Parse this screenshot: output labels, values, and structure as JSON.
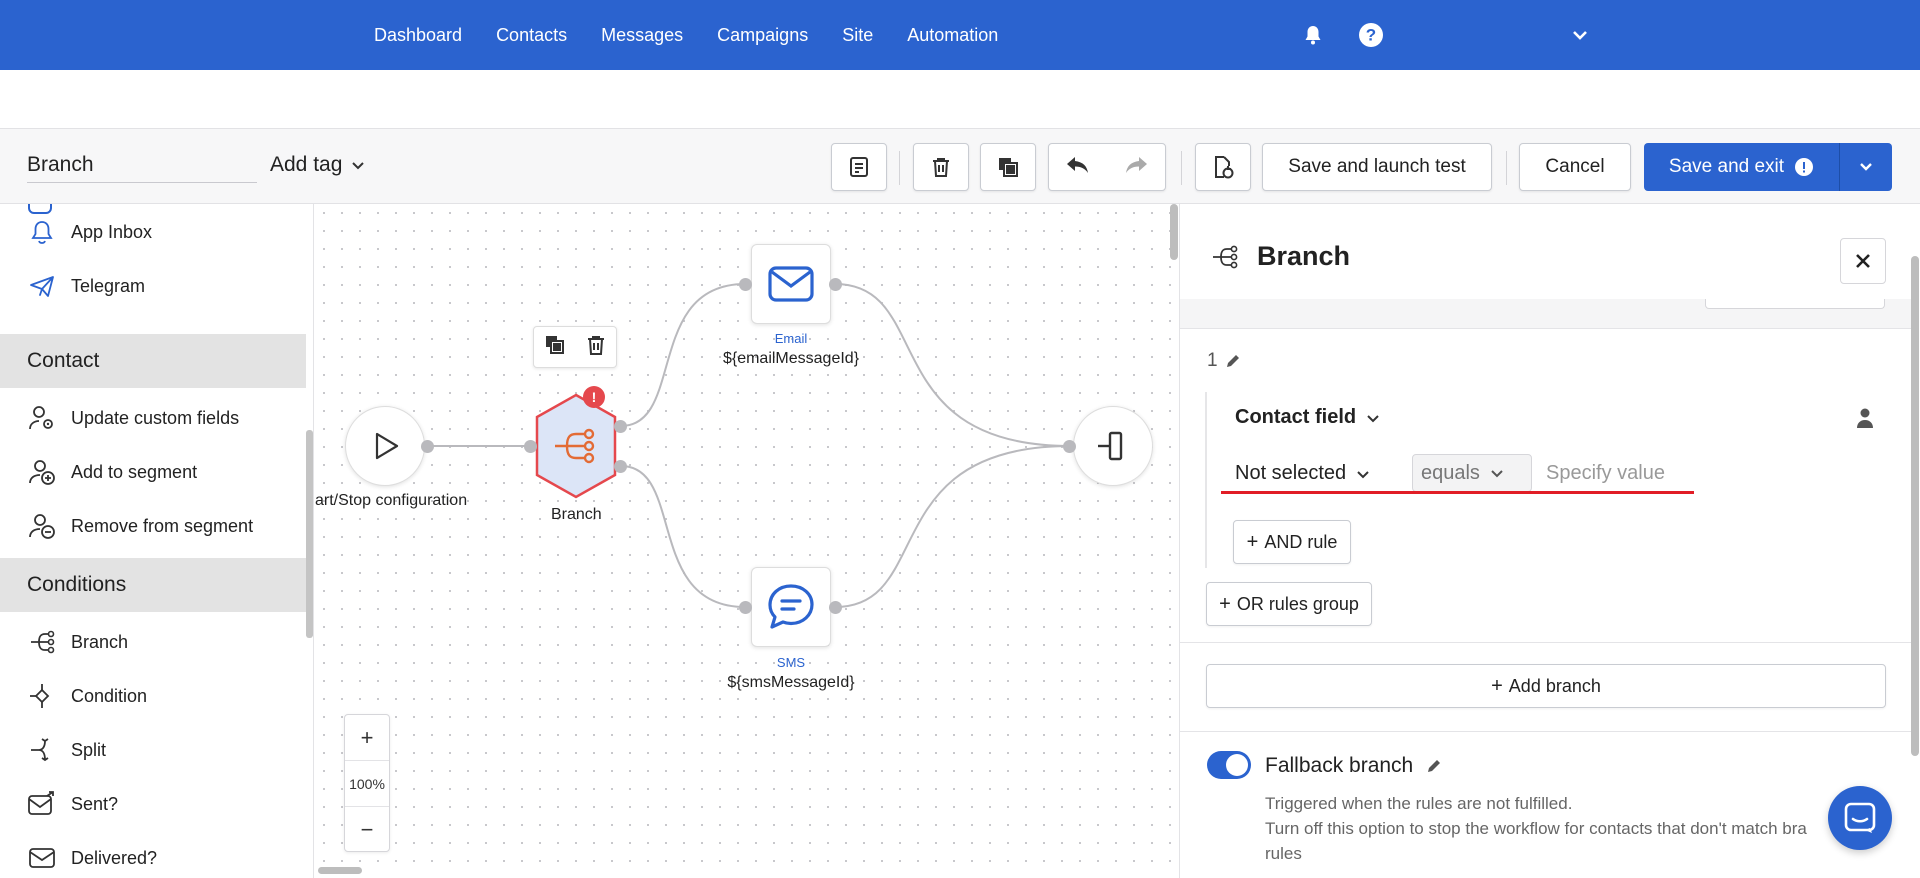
{
  "nav": {
    "items": [
      "Dashboard",
      "Contacts",
      "Messages",
      "Campaigns",
      "Site",
      "Automation"
    ],
    "icons": [
      "bell-icon",
      "help-icon",
      "chevron-down-icon"
    ]
  },
  "toolbar": {
    "workflow_name": "Branch",
    "add_tag": "Add tag",
    "save_launch_test": "Save and launch test",
    "cancel": "Cancel",
    "save_exit": "Save and exit"
  },
  "sidebar": {
    "items_top": [
      {
        "label": "App Inbox",
        "icon": "bell-icon"
      },
      {
        "label": "Telegram",
        "icon": "paper-plane-icon"
      }
    ],
    "section_contact": "Contact",
    "items_contact": [
      {
        "label": "Update custom fields",
        "icon": "user-settings-icon"
      },
      {
        "label": "Add to segment",
        "icon": "user-add-icon"
      },
      {
        "label": "Remove from segment",
        "icon": "user-remove-icon"
      }
    ],
    "section_conditions": "Conditions",
    "items_conditions": [
      {
        "label": "Branch",
        "icon": "branch-icon"
      },
      {
        "label": "Condition",
        "icon": "condition-icon"
      },
      {
        "label": "Split",
        "icon": "split-icon"
      },
      {
        "label": "Sent?",
        "icon": "mail-sent-icon"
      },
      {
        "label": "Delivered?",
        "icon": "mail-icon"
      }
    ]
  },
  "canvas": {
    "start_label": "art/Stop configuration",
    "branch_label": "Branch",
    "email_type": "Email",
    "email_id": "${emailMessageId}",
    "sms_type": "SMS",
    "sms_id": "${smsMessageId}",
    "zoom_level": "100%",
    "zoom_in": "+",
    "zoom_out": "−"
  },
  "panel": {
    "title": "Branch",
    "branch_number": "1",
    "contact_field": "Contact field",
    "field_value": "Not selected",
    "operator": "equals",
    "value_placeholder": "Specify value",
    "and_rule": "AND rule",
    "or_rules_group": "OR rules group",
    "add_branch": "Add branch",
    "fallback_title": "Fallback branch",
    "fallback_desc1": "Triggered when the rules are not fulfilled.",
    "fallback_desc2": "Turn off this option to stop the workflow for contacts that don't match bra",
    "fallback_desc3": "rules",
    "fallback_enabled": true
  },
  "colors": {
    "brand": "#2b63cf",
    "error": "#e5484d",
    "node_fill": "#dce5f7"
  }
}
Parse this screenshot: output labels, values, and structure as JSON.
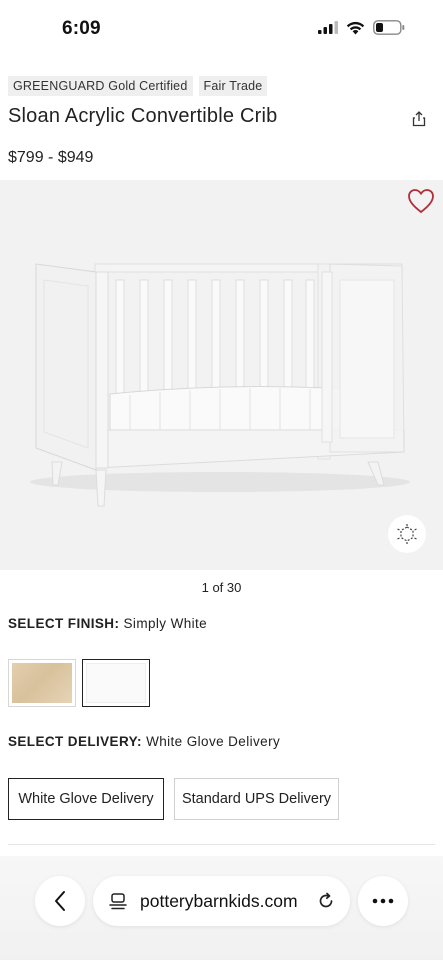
{
  "status": {
    "time": "6:09"
  },
  "badges": [
    "GREENGUARD Gold Certified",
    "Fair Trade"
  ],
  "product": {
    "title": "Sloan Acrylic Convertible Crib",
    "price": "$799 - $949"
  },
  "gallery": {
    "counter": "1 of 30"
  },
  "finish": {
    "label": "SELECT FINISH:",
    "value": "Simply White",
    "swatches": [
      "natural-wood",
      "simply-white"
    ],
    "selected": "simply-white"
  },
  "delivery": {
    "label": "SELECT DELIVERY:",
    "value": "White Glove Delivery",
    "options": [
      "White Glove Delivery",
      "Standard UPS Delivery"
    ],
    "selected": "White Glove Delivery"
  },
  "browser": {
    "url": "potterybarnkids.com"
  },
  "icons": {
    "share": "share-icon",
    "favorite": "heart-icon",
    "view_3d": "3d-view-icon",
    "back": "chevron-left-icon",
    "tabs": "tabs-icon",
    "reload": "reload-icon",
    "more": "more-icon"
  },
  "colors": {
    "favorite": "#b0303a",
    "text": "#222222",
    "image_bg": "#f2f2f2"
  }
}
------
WHAT YOU SHOULD DO →
Repeat verbatim all the material, but not the pictures.

RESULT BELOW →
Parse this screenshot: output labels, values, and structure as JSON.
{
  "nav": {
    "items": [
      "Dashboard",
      "Contacts",
      "Messages",
      "Campaigns",
      "Site",
      "Automation"
    ],
    "icons": [
      "bell-icon",
      "help-icon",
      "chevron-down-icon"
    ]
  },
  "toolbar": {
    "workflow_name": "Branch",
    "add_tag": "Add tag",
    "save_launch_test": "Save and launch test",
    "cancel": "Cancel",
    "save_exit": "Save and exit"
  },
  "sidebar": {
    "items_top": [
      {
        "label": "App Inbox",
        "icon": "bell-icon"
      },
      {
        "label": "Telegram",
        "icon": "paper-plane-icon"
      }
    ],
    "section_contact": "Contact",
    "items_contact": [
      {
        "label": "Update custom fields",
        "icon": "user-settings-icon"
      },
      {
        "label": "Add to segment",
        "icon": "user-add-icon"
      },
      {
        "label": "Remove from segment",
        "icon": "user-remove-icon"
      }
    ],
    "section_conditions": "Conditions",
    "items_conditions": [
      {
        "label": "Branch",
        "icon": "branch-icon"
      },
      {
        "label": "Condition",
        "icon": "condition-icon"
      },
      {
        "label": "Split",
        "icon": "split-icon"
      },
      {
        "label": "Sent?",
        "icon": "mail-sent-icon"
      },
      {
        "label": "Delivered?",
        "icon": "mail-icon"
      }
    ]
  },
  "canvas": {
    "start_label": "art/Stop configuration",
    "branch_label": "Branch",
    "email_type": "Email",
    "email_id": "${emailMessageId}",
    "sms_type": "SMS",
    "sms_id": "${smsMessageId}",
    "zoom_level": "100%",
    "zoom_in": "+",
    "zoom_out": "−"
  },
  "panel": {
    "title": "Branch",
    "branch_number": "1",
    "contact_field": "Contact field",
    "field_value": "Not selected",
    "operator": "equals",
    "value_placeholder": "Specify value",
    "and_rule": "AND rule",
    "or_rules_group": "OR rules group",
    "add_branch": "Add branch",
    "fallback_title": "Fallback branch",
    "fallback_desc1": "Triggered when the rules are not fulfilled.",
    "fallback_desc2": "Turn off this option to stop the workflow for contacts that don't match bra",
    "fallback_desc3": "rules",
    "fallback_enabled": true
  },
  "colors": {
    "brand": "#2b63cf",
    "error": "#e5484d",
    "node_fill": "#dce5f7"
  }
}
Parse this screenshot: output labels, values, and structure as JSON.
{
  "status": {
    "time": "6:09"
  },
  "badges": [
    "GREENGUARD Gold Certified",
    "Fair Trade"
  ],
  "product": {
    "title": "Sloan Acrylic Convertible Crib",
    "price": "$799 - $949"
  },
  "gallery": {
    "counter": "1 of 30"
  },
  "finish": {
    "label": "SELECT FINISH:",
    "value": "Simply White",
    "swatches": [
      "natural-wood",
      "simply-white"
    ],
    "selected": "simply-white"
  },
  "delivery": {
    "label": "SELECT DELIVERY:",
    "value": "White Glove Delivery",
    "options": [
      "White Glove Delivery",
      "Standard UPS Delivery"
    ],
    "selected": "White Glove Delivery"
  },
  "browser": {
    "url": "potterybarnkids.com"
  },
  "icons": {
    "share": "share-icon",
    "favorite": "heart-icon",
    "view_3d": "3d-view-icon",
    "back": "chevron-left-icon",
    "tabs": "tabs-icon",
    "reload": "reload-icon",
    "more": "more-icon"
  },
  "colors": {
    "favorite": "#b0303a",
    "text": "#222222",
    "image_bg": "#f2f2f2"
  }
}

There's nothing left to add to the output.